◆ **THE PROBLEM**:
The entries below should be transcribed in their entirety, exactly as written.

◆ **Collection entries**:
================================

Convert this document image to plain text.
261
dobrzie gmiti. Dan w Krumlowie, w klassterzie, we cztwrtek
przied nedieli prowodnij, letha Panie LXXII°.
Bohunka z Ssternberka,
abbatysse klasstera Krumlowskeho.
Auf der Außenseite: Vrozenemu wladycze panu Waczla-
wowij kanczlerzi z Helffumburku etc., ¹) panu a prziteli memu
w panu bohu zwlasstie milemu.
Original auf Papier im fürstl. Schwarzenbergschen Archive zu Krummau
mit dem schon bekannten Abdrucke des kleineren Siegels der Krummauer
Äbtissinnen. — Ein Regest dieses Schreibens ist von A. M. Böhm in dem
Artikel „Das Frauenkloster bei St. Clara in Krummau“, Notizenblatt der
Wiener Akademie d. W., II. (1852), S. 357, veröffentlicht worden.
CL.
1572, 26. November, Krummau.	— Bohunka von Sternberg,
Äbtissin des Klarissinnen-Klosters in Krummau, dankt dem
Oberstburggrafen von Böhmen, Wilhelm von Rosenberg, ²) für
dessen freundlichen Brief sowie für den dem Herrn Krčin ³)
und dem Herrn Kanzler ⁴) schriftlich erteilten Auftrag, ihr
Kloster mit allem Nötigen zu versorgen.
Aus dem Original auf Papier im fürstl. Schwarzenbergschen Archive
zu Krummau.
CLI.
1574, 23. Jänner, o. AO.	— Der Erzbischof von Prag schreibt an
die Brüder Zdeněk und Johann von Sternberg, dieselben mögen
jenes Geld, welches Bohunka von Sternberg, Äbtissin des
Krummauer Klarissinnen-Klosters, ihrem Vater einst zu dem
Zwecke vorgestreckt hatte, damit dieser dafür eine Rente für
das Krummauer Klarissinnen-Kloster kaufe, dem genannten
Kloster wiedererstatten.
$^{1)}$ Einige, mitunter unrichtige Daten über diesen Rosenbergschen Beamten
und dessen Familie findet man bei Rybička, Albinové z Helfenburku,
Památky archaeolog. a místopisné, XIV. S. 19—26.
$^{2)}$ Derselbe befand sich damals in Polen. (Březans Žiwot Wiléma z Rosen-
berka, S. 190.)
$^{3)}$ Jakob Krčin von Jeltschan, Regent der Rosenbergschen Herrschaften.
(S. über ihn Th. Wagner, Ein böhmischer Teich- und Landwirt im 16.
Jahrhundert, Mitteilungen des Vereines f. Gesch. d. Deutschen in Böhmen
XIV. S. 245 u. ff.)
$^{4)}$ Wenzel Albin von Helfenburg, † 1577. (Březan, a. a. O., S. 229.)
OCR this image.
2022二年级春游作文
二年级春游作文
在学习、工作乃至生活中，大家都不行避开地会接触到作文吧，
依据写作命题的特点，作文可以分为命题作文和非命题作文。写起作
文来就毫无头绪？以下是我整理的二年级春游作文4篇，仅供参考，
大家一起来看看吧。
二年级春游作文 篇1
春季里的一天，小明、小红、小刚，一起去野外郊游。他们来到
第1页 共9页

================================

◆ **TASK RESPONSE**:
Convert this document image to plain text.
261
dobrzie gmiti. Dan w Krumlowie, w klassterzie, we cztwrtek
przied nedieli prowodnij, letha Panie LXXII°.
Bohunka z Ssternberka,
abbatysse klasstera Krumlowskeho.
Auf der Außenseite: Vrozenemu wladycze panu Waczla-
wowij kanczlerzi z Helffumburku etc., ¹) panu a prziteli memu
w panu bohu zwlasstie milemu.
Original auf Papier im fürstl. Schwarzenbergschen Archive zu Krummau
mit dem schon bekannten Abdrucke des kleineren Siegels der Krummauer
Äbtissinnen. — Ein Regest dieses Schreibens ist von A. M. Böhm in dem
Artikel „Das Frauenkloster bei St. Clara in Krummau“, Notizenblatt der
Wiener Akademie d. W., II. (1852), S. 357, veröffentlicht worden.
CL.
1572, 26. November, Krummau.	— Bohunka von Sternberg,
Äbtissin des Klarissinnen-Klosters in Krummau, dankt dem
Oberstburggrafen von Böhmen, Wilhelm von Rosenberg, ²) für
dessen freundlichen Brief sowie für den dem Herrn Krčin ³)
und dem Herrn Kanzler ⁴) schriftlich erteilten Auftrag, ihr
Kloster mit allem Nötigen zu versorgen.
Aus dem Original auf Papier im fürstl. Schwarzenbergschen Archive
zu Krummau.
CLI.
1574, 23. Jänner, o. AO.	— Der Erzbischof von Prag schreibt an
die Brüder Zdeněk und Johann von Sternberg, dieselben mögen
jenes Geld, welches Bohunka von Sternberg, Äbtissin des
Krummauer Klarissinnen-Klosters, ihrem Vater einst zu dem
Zwecke vorgestreckt hatte, damit dieser dafür eine Rente für
das Krummauer Klarissinnen-Kloster kaufe, dem genannten
Kloster wiedererstatten.
$^{1)}$ Einige, mitunter unrichtige Daten über diesen Rosenbergschen Beamten
und dessen Familie findet man bei Rybička, Albinové z Helfenburku,
Památky archaeolog. a místopisné, XIV. S. 19—26.
$^{2)}$ Derselbe befand sich damals in Polen. (Březans Žiwot Wiléma z Rosen-
berka, S. 190.)
$^{3)}$ Jakob Krčin von Jeltschan, Regent der Rosenbergschen Herrschaften.
(S. über ihn Th. Wagner, Ein böhmischer Teich- und Landwirt im 16.
Jahrhundert, Mitteilungen des Vereines f. Gesch. d. Deutschen in Böhmen
XIV. S. 245 u. ff.)
$^{4)}$ Wenzel Albin von Helfenburg, † 1577. (Březan, a. a. O., S. 229.)
OCR this image.
2022二年级春游作文
二年级春游作文
在学习、工作乃至生活中，大家都不行避开地会接触到作文吧，
依据写作命题的特点，作文可以分为命题作文和非命题作文。写起作
文来就毫无头绪？以下是我整理的二年级春游作文4篇，仅供参考，
大家一起来看看吧。
二年级春游作文 篇1
春季里的一天，小明、小红、小刚，一起去野外郊游。他们来到
第1页 共9页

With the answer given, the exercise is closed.